What you will do
An exact copy of every record is needed.

** START **

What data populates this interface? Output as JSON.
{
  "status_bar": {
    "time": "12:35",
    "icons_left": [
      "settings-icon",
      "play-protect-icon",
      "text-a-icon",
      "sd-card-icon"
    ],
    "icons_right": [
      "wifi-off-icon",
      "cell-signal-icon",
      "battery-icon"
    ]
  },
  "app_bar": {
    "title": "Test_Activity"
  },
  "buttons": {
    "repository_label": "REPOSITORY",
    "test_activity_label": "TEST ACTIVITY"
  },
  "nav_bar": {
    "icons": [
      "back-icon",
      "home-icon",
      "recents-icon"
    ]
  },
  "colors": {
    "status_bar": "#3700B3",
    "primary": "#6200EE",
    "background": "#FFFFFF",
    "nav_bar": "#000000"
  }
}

** END **

Task result
What data populates this interface? Output as JSON.
{
  "status_bar": {
    "time": "12:35",
    "icons_left": [
      "settings-icon",
      "play-protect-icon",
      "text-a-icon",
      "sd-card-icon"
    ],
    "icons_right": [
      "wifi-off-icon",
      "cell-signal-icon",
      "battery-icon"
    ]
  },
  "app_bar": {
    "title": "Test_Activity"
  },
  "buttons": {
    "repository_label": "REPOSITORY",
    "test_activity_label": "TEST ACTIVITY"
  },
  "nav_bar": {
    "icons": [
      "back-icon",
      "home-icon",
      "recents-icon"
    ]
  },
  "colors": {
    "status_bar": "#3700B3",
    "primary": "#6200EE",
    "background": "#FFFFFF",
    "nav_bar": "#000000"
  }
}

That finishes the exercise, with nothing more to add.